Editoria

Il Giornale svela i conti dei sondaggi e Crimi si infuria: “Notizie inventate”

Bisogna tagliare i fondi all’editoria, per il risparmio. Ma il denaro per pagare i sondaggi elettorali, invece, si trovano sempre.

Pasquale Napolitano, su Il Giornale di ieri, s’è occupato delle spese del sottosegratario alla presidenza del consiglio dei ministri, Vito Crimi. Ha parlato, apertamente di “soldi utilizzati non per aiutare l’editoria italiana ma per appagare il narcisismo di Crimi”.

Secondo quanto riporta il quotidiano milanese, il governo avrebbe commissionato e pagato per un importo complessivo che si aggira sulla somma complessiva di circa 45mila euro, tre sondaggi per comprendere gli umori degli italiani nei confronti delle politiche del governo Lega-M5S. Ma non è tutto, perché, si legge nell’articolo, non sono stati pubblicati gli esiti delle rilevazioni statistiche commissionate dall’esecutivo: “Evidentemente, l’esito del monitoraggio non avrà fatto impazzire Crimi: ed infatti sul sito della presidenza del Consiglio non c’è traccia dei risultati delle analisi di Crimi. Ma solo dei costi. La prima indagine risale a settembre 2018: il governo ha giurato il primo giugno. Dunque, dopo tre mesi di attività, spinto forse anche dagli spin grillini, Crimi ha subito messo le mani nelle casse dello Stato per finanziare il primo sondaggio: 22mila e 500 euro per realizzare «un monitoraggio dell’opinione pubblica sulle attività e sulle decisioni del governo, da svolgersi con i sistemi di rilevazione Cati, Cawi, nonché con analisi testuale dei principali social». Esito? Sconosciuto. Il verdetto, forse, il sottosegretario lo conserverà gelosamente negli scaffali del suo ufficio”.

Lo scoop de Il Giornale ha fatto infuriare Crimi che, da Facebook, ha replicato alle accuse bollando come “balle” le scoperte del quotidiano: “ Oggi “Il Giornale” mi accusa di aver commissionato sondaggi per conoscere il mio “gradimento” nell’opinione pubblica e arriva a scrivere che il sottoscritto “pensa alla carriera”. Siamo al limite della diffamazione”. E accusa: “I sondaggi citati dal quotidiano sono stati commissionati su richiesta della Presidenza del Consiglio dei Ministri per rilevare l’opinione dei cittadini in merito alle attività promosse e alle decisioni assunte dal Governo. Certo non per “appagare” un mio presunto narcisismo”.

— SEZIONE DATI —
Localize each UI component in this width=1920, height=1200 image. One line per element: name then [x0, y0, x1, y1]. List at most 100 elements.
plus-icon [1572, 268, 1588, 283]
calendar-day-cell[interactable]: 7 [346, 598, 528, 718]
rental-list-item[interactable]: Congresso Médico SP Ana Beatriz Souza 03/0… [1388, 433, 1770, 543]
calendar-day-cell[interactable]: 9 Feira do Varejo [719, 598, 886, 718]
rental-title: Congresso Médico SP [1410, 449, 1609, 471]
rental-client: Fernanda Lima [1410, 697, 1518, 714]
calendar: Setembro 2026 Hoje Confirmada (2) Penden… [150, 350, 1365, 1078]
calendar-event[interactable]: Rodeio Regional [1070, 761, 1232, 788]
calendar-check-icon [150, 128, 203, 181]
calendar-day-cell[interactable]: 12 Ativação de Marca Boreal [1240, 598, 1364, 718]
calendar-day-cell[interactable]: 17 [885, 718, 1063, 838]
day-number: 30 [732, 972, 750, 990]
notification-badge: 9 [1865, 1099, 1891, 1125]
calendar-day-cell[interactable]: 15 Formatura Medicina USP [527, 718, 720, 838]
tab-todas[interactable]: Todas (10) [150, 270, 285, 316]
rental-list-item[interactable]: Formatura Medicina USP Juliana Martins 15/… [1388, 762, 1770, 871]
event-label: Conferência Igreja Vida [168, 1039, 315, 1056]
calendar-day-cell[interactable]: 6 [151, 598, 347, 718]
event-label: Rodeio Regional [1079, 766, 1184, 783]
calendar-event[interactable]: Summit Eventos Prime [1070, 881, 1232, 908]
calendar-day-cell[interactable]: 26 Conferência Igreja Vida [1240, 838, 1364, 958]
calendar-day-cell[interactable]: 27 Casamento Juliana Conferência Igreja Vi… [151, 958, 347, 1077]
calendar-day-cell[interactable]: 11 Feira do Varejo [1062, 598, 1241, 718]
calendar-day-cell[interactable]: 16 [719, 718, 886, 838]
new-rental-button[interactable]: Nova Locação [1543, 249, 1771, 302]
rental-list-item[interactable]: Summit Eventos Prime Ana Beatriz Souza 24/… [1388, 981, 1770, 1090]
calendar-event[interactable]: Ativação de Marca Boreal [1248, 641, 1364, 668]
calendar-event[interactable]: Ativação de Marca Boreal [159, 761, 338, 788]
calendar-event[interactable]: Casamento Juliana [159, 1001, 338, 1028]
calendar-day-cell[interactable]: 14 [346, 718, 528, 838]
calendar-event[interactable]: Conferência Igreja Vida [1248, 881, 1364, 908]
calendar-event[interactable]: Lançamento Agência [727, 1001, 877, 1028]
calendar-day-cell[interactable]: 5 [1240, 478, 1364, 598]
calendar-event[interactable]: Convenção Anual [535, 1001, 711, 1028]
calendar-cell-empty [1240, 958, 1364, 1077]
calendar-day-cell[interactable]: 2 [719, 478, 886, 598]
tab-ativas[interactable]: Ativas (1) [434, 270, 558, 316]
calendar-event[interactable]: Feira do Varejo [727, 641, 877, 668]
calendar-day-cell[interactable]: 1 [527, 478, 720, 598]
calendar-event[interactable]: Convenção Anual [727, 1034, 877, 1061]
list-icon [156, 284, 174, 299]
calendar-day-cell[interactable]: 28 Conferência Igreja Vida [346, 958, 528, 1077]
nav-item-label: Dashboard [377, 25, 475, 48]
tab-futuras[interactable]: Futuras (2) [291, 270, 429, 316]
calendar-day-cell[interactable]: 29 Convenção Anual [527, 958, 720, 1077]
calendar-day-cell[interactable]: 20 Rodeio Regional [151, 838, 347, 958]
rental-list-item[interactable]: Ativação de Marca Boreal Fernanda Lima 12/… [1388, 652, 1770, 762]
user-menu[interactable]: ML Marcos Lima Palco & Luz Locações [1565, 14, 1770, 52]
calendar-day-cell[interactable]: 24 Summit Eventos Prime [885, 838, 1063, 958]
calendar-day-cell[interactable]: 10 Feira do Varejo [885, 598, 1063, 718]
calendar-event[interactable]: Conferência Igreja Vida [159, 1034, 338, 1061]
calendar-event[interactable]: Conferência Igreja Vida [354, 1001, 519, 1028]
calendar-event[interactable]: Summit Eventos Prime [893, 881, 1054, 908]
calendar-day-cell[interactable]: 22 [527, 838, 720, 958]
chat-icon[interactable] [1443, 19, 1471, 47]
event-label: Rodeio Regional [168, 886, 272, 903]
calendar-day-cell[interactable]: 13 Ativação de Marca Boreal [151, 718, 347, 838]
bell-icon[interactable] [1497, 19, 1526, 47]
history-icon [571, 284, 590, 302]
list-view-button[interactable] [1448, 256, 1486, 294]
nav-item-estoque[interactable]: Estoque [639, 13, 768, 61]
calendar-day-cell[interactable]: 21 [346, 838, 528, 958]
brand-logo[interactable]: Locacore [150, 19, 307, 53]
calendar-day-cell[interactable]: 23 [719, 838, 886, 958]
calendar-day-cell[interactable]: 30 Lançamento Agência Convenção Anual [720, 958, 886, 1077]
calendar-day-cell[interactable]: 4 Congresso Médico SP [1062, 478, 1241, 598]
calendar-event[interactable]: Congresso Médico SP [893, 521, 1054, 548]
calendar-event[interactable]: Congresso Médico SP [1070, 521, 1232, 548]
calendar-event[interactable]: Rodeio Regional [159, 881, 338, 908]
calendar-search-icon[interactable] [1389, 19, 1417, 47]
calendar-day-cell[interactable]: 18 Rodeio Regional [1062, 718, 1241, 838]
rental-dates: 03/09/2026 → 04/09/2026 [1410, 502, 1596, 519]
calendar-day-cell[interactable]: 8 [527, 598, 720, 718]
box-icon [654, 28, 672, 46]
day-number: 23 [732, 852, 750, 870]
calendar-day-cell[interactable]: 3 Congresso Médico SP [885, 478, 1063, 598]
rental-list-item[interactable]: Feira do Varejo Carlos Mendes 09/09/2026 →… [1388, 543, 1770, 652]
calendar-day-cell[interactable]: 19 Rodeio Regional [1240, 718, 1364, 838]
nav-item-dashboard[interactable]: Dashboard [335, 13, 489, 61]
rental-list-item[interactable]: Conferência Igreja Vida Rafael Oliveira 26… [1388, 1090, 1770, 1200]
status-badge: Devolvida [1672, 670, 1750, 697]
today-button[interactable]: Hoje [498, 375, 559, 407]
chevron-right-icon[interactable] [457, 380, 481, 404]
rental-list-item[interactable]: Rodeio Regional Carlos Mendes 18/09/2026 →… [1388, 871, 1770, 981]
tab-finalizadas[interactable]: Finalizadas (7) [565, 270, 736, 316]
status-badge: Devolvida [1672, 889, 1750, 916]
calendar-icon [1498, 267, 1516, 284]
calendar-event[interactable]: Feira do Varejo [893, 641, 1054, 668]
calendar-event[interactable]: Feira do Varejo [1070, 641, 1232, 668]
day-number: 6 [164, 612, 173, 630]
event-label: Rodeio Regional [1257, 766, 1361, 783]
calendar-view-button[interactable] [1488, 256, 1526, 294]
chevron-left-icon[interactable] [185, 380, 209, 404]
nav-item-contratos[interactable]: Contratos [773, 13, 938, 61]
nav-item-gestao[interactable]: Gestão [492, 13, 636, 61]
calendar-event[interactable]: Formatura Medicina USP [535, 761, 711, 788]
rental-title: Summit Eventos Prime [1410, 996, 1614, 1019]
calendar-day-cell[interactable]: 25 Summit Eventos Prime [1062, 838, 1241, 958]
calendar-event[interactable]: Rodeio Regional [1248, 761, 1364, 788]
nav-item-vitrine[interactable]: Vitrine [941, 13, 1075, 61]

— CONSEGNA 1 —
Rispondi a queste domande sull'estratto:
(a) Chi ha scritto l'articolo su Il Giornale che si occupa delle spese di Vito Crimi?
(b) Quanto è costato il primo sondaggio?
(c) Da quale piattaforma Crimi ha replicato alle accuse?
— CONSEGNA 2 —
Secondo la replica di Crimi riportata nell'estratto, per quale motivo sono stati commissionati i sondaggi?
— CONSEGNA 3 —
Quali sistemi o metodi di rilevazione erano previsti per il primo sondaggio citato nell'estratto? Elencali tutti.
I dati provengono da una fonte diversa dall'estratto.

— RISPOSTA 1 —
(a) Pasquale Napolitano.
(b) 22mila e 500 euro.
(c) Da Facebook.

— RISPOSTA 2 —
Crimi afferma che i sondaggi sono stati commissionati su richiesta della Presidenza del Consiglio dei Ministri. Servivano a rilevare l'opinione dei cittadini sulle attività promosse e sulle decisioni assunte dal Governo. Secondo lui non avevano lo scopo di appagare un suo presunto narcisismo.

— RISPOSTA 3 —
- Cati
- Cawi
- analisi testuale dei principali social